■ **WRITTEN INSTRUCTION**
All of the data below should be written out exactly.

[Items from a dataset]
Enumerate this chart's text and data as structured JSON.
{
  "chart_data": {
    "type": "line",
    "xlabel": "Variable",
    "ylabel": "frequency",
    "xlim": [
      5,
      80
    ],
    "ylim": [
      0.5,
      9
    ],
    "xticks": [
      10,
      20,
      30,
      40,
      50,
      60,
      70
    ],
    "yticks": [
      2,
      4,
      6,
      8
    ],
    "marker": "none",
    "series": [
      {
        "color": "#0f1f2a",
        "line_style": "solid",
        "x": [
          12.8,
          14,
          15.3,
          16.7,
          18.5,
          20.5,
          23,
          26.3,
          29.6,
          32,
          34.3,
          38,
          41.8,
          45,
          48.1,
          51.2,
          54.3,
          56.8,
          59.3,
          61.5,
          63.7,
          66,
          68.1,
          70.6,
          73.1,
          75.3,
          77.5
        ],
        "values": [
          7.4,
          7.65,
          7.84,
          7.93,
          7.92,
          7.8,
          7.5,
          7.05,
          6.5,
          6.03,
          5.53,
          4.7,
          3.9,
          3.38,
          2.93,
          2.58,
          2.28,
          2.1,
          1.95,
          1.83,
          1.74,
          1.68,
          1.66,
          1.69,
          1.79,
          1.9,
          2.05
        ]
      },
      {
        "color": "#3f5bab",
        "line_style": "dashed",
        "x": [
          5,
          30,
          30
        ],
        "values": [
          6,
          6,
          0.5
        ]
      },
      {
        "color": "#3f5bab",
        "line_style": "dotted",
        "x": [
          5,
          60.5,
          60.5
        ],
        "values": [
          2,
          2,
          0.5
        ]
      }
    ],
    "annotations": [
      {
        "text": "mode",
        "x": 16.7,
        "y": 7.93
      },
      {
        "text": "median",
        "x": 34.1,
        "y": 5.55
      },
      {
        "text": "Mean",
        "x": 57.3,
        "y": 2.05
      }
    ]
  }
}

■ **RESULT BELOW**
Enumerate this chart's text and data as structured JSON.
{
  "chart_data": {
    "type": "line",
    "xlabel": "Variable",
    "ylabel": "frequency",
    "xlim": [
      5,
      80
    ],
    "ylim": [
      0.5,
      9
    ],
    "xticks": [
      10,
      20,
      30,
      40,
      50,
      60,
      70
    ],
    "yticks": [
      2,
      4,
      6,
      8
    ],
    "marker": "none",
    "series": [
      {
        "color": "#0f1f2a",
        "line_style": "solid",
        "x": [
          12.8,
          14,
          15.3,
          16.7,
          18.5,
          20.5,
          23,
          26.3,
          29.6,
          32,
          34.3,
          38,
          41.8,
          45,
          48.1,
          51.2,
          54.3,
          56.8,
          59.3,
          61.5,
          63.7,
          66,
          68.1,
          70.6,
          73.1,
          75.3,
          77.5
        ],
        "values": [
          7.4,
          7.65,
          7.84,
          7.93,
          7.92,
          7.8,
          7.5,
          7.05,
          6.5,
          6.03,
          5.53,
          4.7,
          3.9,
          3.38,
          2.93,
          2.58,
          2.28,
          2.1,
          1.95,
          1.83,
          1.74,
          1.68,
          1.66,
          1.69,
          1.79,
          1.9,
          2.05
        ]
      },
      {
        "color": "#3f5bab",
        "line_style": "dashed",
        "x": [
          5,
          30,
          30
        ],
        "values": [
          6,
          6,
          0.5
        ]
      },
      {
        "color": "#3f5bab",
        "line_style": "dotted",
        "x": [
          5,
          60.5,
          60.5
        ],
        "values": [
          2,
          2,
          0.5
        ]
      }
    ],
    "annotations": [
      {
        "text": "mode",
        "x": 16.7,
        "y": 7.93
      },
      {
        "text": "median",
        "x": 34.1,
        "y": 5.55
      },
      {
        "text": "Mean",
        "x": 57.3,
        "y": 2.05
      }
    ]
  }
}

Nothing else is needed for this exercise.